[START Dataset entries]

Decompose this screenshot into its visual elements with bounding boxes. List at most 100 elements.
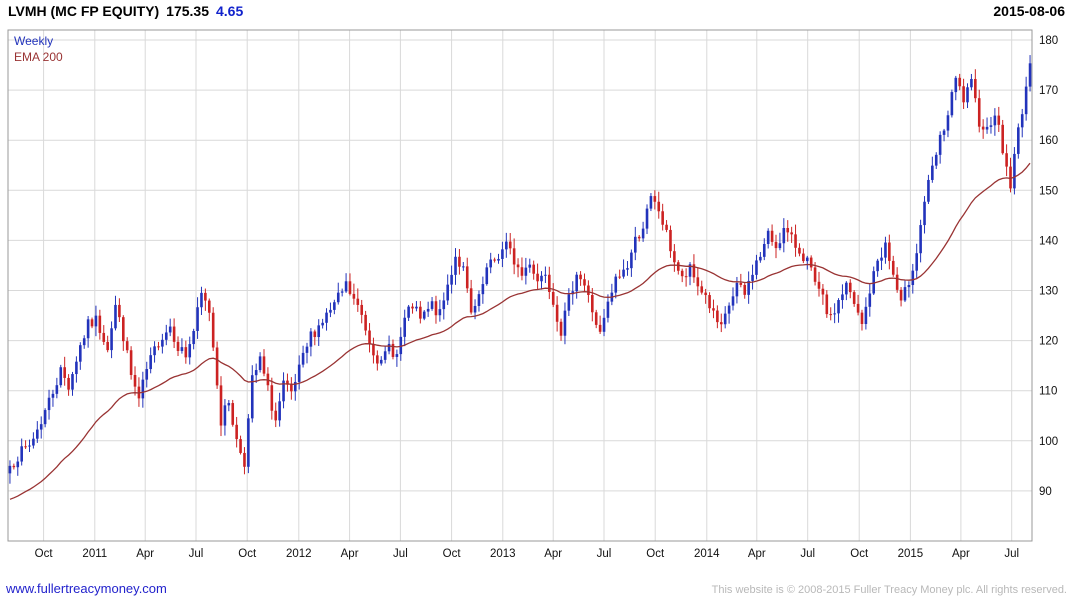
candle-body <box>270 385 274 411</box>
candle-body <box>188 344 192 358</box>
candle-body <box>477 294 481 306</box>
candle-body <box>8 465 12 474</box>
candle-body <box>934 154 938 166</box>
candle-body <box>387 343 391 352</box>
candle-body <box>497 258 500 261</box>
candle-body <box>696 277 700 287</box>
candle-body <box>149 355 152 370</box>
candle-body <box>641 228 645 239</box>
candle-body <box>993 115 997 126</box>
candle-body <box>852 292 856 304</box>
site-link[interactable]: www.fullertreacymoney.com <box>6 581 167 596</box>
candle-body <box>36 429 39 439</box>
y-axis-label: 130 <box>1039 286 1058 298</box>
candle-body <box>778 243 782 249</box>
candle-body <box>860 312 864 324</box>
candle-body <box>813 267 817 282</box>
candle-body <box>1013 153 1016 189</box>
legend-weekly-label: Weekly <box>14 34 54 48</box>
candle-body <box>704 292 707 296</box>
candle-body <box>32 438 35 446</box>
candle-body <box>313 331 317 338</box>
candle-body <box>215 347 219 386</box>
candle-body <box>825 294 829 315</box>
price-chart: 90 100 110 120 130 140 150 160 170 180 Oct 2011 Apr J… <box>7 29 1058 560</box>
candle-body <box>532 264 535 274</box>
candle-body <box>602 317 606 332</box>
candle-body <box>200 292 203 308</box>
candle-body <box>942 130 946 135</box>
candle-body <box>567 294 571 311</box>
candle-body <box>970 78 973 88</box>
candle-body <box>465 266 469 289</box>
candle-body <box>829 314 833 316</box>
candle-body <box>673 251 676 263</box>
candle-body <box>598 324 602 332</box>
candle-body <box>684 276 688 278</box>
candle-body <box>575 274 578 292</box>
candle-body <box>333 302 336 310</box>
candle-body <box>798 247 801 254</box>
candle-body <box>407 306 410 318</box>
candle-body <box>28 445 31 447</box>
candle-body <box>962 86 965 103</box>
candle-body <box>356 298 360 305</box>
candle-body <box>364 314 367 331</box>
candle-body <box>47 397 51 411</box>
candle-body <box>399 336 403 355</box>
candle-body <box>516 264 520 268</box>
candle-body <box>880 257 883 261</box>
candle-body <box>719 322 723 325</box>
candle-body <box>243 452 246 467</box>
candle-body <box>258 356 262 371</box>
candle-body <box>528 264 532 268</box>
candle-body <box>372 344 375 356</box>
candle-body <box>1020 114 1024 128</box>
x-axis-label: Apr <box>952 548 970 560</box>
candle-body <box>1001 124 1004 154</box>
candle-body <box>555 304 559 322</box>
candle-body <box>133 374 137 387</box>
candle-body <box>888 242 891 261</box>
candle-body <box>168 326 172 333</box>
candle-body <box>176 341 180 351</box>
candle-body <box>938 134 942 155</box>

[END Dataset entries]

Exercise task: Please rewrite the items above with each "candle-body" switched to "candlestick", keeping everything else unchanged and leaving out the pictures.

Solution to this problem:
Decompose this screenshot into its visual elements with bounding boxes. List at most 100 elements.
candlestick <box>270 385 274 411</box>
candlestick <box>188 344 192 358</box>
candlestick <box>477 294 481 306</box>
candlestick <box>8 465 12 474</box>
candlestick <box>934 154 938 166</box>
candlestick <box>387 343 391 352</box>
candlestick <box>497 258 500 261</box>
candlestick <box>696 277 700 287</box>
candlestick <box>149 355 152 370</box>
candlestick <box>641 228 645 239</box>
candlestick <box>993 115 997 126</box>
candlestick <box>852 292 856 304</box>
site-link[interactable]: www.fullertreacymoney.com <box>6 581 167 596</box>
candlestick <box>36 429 39 439</box>
y-axis-label: 130 <box>1039 286 1058 298</box>
candlestick <box>778 243 782 249</box>
candlestick <box>860 312 864 324</box>
candlestick <box>813 267 817 282</box>
candlestick <box>1013 153 1016 189</box>
legend-weekly-label: Weekly <box>14 34 54 48</box>
candlestick <box>704 292 707 296</box>
candlestick <box>32 438 35 446</box>
candlestick <box>313 331 317 338</box>
candlestick <box>215 347 219 386</box>
candlestick <box>825 294 829 315</box>
price-chart: 90 100 110 120 130 140 150 160 170 180 Oct 2011 Apr J… <box>7 29 1058 560</box>
candlestick <box>532 264 535 274</box>
candlestick <box>602 317 606 332</box>
candlestick <box>200 292 203 308</box>
candlestick <box>942 130 946 135</box>
candlestick <box>567 294 571 311</box>
candlestick <box>970 78 973 88</box>
candlestick <box>465 266 469 289</box>
candlestick <box>829 314 833 316</box>
candlestick <box>673 251 676 263</box>
candlestick <box>598 324 602 332</box>
candlestick <box>684 276 688 278</box>
candlestick <box>575 274 578 292</box>
candlestick <box>333 302 336 310</box>
candlestick <box>798 247 801 254</box>
candlestick <box>407 306 410 318</box>
candlestick <box>28 445 31 447</box>
candlestick <box>962 86 965 103</box>
candlestick <box>356 298 360 305</box>
candlestick <box>364 314 367 331</box>
candlestick <box>47 397 51 411</box>
candlestick <box>399 336 403 355</box>
candlestick <box>516 264 520 268</box>
candlestick <box>880 257 883 261</box>
candlestick <box>719 322 723 325</box>
candlestick <box>243 452 246 467</box>
candlestick <box>258 356 262 371</box>
candlestick <box>528 264 532 268</box>
candlestick <box>372 344 375 356</box>
candlestick <box>1020 114 1024 128</box>
x-axis-label: Apr <box>952 548 970 560</box>
candlestick <box>1001 124 1004 154</box>
candlestick <box>555 304 559 322</box>
candlestick <box>133 374 137 387</box>
candlestick <box>888 242 891 261</box>
candlestick <box>168 326 172 333</box>
candlestick <box>176 341 180 351</box>
candlestick <box>938 134 942 155</box>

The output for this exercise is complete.